(SHORT EXERCISE): Could you convert the lines from the one containing "square-f2[interactable]: ♟♙ bbox=[312, 173, 369, 230]" through the one containing "white-pawn-b2[interactable]: ♟♙ bbox=[84, 173, 141, 230]" into a Markdown table with the columns "Row" and "Line", leaving out any blank lines?

## begin SUPPLIED INFORMATION

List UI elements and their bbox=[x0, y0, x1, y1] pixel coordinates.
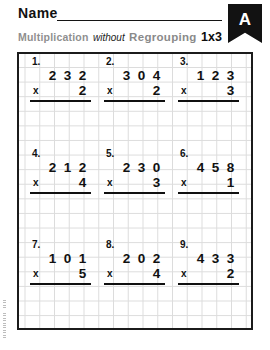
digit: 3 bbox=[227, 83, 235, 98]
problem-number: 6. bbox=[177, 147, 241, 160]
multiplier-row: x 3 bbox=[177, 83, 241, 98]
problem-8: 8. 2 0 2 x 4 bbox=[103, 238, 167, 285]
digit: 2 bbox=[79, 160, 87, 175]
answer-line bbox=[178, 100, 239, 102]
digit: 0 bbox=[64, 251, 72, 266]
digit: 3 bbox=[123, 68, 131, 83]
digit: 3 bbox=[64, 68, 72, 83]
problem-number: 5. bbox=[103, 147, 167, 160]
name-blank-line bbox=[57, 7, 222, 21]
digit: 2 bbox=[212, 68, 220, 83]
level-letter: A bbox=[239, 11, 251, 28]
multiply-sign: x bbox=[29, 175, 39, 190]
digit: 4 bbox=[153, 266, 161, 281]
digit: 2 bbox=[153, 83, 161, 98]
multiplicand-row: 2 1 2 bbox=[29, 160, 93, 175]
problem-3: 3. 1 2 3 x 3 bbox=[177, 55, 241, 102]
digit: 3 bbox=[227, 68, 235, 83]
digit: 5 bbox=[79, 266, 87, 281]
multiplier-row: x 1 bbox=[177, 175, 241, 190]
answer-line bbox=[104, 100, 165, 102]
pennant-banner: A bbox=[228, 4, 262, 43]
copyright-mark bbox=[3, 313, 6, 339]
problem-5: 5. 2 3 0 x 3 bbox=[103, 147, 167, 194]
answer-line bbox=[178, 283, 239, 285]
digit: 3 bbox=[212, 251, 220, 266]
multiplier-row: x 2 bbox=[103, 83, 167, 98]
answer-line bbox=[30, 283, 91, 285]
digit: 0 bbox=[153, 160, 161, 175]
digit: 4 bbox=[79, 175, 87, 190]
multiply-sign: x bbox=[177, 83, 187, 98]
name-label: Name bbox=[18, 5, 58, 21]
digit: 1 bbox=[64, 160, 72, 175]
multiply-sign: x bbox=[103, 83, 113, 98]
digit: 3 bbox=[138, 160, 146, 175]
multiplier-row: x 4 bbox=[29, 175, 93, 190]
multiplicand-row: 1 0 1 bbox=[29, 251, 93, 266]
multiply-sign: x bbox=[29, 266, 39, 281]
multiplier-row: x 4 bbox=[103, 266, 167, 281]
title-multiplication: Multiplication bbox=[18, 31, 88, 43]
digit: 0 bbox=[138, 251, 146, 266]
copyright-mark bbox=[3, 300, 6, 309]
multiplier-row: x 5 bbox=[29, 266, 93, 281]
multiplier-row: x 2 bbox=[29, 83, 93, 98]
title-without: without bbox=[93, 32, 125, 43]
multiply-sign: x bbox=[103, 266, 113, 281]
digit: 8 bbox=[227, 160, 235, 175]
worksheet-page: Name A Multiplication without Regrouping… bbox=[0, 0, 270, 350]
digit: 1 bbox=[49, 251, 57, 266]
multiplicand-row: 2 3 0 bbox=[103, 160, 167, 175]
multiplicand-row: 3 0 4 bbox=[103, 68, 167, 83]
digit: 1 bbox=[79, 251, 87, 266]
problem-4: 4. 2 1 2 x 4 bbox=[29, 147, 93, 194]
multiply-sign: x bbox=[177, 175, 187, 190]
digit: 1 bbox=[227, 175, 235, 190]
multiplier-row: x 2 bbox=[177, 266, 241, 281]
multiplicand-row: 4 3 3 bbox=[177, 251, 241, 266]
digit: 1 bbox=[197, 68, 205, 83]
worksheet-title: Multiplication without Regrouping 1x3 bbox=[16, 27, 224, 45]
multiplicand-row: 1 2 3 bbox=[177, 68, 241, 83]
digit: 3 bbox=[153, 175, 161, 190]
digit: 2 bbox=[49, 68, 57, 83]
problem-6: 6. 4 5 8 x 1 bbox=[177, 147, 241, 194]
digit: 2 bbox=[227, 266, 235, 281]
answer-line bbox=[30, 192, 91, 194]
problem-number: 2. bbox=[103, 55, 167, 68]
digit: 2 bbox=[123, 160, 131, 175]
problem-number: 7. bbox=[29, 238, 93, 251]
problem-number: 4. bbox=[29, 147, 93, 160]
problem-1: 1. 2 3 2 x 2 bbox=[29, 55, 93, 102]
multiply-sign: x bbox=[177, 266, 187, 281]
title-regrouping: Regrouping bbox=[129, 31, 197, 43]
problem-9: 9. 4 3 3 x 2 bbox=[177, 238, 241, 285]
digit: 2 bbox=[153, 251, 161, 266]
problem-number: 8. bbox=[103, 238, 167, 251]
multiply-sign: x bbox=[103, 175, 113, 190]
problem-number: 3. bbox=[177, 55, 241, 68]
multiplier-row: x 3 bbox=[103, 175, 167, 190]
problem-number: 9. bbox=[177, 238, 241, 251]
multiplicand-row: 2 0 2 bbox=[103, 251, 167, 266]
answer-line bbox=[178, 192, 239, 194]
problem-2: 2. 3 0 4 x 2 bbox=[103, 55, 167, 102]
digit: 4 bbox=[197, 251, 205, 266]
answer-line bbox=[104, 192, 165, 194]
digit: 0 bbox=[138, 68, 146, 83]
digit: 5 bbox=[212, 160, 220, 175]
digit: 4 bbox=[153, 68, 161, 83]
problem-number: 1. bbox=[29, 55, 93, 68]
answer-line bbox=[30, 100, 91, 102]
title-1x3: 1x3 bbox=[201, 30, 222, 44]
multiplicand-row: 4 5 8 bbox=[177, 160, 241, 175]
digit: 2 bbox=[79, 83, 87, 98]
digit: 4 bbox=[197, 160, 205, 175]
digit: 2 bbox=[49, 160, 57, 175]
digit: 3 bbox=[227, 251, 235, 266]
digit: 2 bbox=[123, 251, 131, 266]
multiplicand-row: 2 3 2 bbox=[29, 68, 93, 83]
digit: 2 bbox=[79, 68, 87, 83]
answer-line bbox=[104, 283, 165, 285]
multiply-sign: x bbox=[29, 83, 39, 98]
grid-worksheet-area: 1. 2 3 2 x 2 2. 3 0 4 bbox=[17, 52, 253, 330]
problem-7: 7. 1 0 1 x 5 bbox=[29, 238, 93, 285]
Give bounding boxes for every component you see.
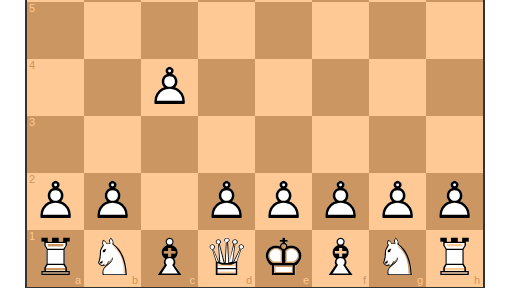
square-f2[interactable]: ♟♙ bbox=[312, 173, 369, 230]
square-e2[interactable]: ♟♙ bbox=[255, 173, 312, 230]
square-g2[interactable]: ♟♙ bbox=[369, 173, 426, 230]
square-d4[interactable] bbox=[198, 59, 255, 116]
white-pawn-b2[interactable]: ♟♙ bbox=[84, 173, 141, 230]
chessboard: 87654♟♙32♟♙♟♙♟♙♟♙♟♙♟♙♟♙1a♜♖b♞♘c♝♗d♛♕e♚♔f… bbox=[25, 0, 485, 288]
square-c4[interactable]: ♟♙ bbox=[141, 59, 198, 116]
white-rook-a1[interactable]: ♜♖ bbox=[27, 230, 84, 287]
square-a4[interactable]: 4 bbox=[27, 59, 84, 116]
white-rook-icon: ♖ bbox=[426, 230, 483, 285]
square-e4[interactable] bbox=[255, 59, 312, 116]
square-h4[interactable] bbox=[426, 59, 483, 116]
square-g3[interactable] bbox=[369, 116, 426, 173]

## end SUPPLIED INFORMATION

(THE OUTPUT):
| Row | Line |
|---|---|
| 1 | square-f2[interactable]: ♟♙ bbox=[312, 173, 369, 230] |
| 2 | square-e2[interactable]: ♟♙ bbox=[255, 173, 312, 230] |
| 3 | square-g2[interactable]: ♟♙ bbox=[369, 173, 426, 230] |
| 4 | square-d4[interactable] bbox=[198, 59, 255, 116] |
| 5 | white-pawn-b2[interactable]: ♟♙ bbox=[84, 173, 141, 230] |